# Entries taken from a collection
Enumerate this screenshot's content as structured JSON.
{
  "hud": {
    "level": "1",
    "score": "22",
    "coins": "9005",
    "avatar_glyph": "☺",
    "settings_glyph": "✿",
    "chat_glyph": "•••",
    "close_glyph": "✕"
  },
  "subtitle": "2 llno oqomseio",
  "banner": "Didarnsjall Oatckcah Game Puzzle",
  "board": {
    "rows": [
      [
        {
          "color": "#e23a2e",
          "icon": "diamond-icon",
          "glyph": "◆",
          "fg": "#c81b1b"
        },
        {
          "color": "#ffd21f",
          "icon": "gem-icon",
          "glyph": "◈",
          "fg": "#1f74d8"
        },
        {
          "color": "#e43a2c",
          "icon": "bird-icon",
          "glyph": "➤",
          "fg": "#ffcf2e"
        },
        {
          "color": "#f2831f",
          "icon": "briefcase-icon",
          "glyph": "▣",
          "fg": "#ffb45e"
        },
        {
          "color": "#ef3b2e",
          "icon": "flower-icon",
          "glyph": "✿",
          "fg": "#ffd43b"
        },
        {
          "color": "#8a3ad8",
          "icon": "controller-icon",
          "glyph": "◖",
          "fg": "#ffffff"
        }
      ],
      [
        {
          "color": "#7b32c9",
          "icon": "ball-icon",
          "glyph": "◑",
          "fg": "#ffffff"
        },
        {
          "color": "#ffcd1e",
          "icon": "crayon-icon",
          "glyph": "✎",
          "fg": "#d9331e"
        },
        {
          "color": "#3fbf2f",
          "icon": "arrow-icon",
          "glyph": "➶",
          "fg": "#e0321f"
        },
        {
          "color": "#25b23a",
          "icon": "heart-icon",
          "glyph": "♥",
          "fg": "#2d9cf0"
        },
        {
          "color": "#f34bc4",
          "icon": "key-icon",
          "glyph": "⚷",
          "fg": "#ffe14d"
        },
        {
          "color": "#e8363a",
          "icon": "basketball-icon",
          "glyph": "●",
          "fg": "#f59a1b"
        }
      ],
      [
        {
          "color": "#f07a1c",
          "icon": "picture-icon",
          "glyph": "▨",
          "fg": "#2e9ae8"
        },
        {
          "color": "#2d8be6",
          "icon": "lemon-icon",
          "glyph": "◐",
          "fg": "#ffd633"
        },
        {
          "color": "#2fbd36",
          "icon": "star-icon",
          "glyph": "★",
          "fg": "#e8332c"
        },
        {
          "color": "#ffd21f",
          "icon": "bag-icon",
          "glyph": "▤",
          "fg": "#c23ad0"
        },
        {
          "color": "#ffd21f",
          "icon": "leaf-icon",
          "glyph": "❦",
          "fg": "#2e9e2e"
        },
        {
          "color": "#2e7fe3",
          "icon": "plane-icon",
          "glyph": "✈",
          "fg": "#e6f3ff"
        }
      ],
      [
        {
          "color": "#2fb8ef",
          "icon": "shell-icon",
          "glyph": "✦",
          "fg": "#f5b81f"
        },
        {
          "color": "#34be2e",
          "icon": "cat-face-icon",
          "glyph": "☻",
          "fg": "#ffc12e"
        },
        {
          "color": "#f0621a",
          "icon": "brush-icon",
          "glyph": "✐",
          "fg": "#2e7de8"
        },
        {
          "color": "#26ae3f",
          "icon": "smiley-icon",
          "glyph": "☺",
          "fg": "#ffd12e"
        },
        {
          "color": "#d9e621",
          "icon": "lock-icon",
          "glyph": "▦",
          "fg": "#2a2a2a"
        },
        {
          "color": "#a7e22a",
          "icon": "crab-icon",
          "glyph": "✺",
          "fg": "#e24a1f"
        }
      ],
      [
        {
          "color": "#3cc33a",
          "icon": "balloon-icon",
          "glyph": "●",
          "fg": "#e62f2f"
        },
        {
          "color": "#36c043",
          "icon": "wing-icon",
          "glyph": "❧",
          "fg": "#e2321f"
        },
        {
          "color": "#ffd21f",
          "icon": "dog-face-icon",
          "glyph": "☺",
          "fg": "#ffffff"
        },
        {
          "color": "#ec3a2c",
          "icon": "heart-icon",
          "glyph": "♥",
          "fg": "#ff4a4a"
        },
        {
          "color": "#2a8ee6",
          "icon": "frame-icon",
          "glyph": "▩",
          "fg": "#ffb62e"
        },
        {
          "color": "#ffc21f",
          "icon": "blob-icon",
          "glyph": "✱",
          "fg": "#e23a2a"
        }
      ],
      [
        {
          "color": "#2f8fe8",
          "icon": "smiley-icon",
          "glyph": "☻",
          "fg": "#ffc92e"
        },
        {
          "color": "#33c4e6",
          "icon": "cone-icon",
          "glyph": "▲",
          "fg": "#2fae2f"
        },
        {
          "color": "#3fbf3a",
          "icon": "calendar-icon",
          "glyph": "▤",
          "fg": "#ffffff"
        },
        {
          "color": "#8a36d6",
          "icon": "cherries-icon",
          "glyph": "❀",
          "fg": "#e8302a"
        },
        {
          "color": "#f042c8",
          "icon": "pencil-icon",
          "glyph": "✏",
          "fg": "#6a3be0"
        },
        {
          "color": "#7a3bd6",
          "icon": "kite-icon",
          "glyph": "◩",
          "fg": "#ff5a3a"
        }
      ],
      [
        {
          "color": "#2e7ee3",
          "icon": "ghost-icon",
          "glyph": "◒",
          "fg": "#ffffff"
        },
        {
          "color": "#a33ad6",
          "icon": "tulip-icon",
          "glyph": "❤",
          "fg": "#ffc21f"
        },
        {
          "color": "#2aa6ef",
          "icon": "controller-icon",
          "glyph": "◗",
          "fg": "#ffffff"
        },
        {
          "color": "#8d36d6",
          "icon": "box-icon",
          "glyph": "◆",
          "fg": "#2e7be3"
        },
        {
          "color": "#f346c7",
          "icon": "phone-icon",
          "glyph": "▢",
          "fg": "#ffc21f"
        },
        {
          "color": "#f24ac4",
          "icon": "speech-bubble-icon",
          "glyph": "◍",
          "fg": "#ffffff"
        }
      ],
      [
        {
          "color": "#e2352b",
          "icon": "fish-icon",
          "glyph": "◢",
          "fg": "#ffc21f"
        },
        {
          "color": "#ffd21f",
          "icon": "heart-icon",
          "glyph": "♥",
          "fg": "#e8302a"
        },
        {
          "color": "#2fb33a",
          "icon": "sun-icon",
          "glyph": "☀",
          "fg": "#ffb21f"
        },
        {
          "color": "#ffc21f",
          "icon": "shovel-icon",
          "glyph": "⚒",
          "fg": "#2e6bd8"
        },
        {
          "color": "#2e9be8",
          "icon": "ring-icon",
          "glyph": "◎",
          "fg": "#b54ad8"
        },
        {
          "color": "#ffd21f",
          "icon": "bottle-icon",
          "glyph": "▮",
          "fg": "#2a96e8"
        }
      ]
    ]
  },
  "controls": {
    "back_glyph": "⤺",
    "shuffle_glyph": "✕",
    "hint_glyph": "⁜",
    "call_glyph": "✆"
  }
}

# Exercise instructions
Search the data above for the string "face" and return every line that has it.

# Response to the task
          "icon": "cat-face-icon",
          "icon": "dog-face-icon",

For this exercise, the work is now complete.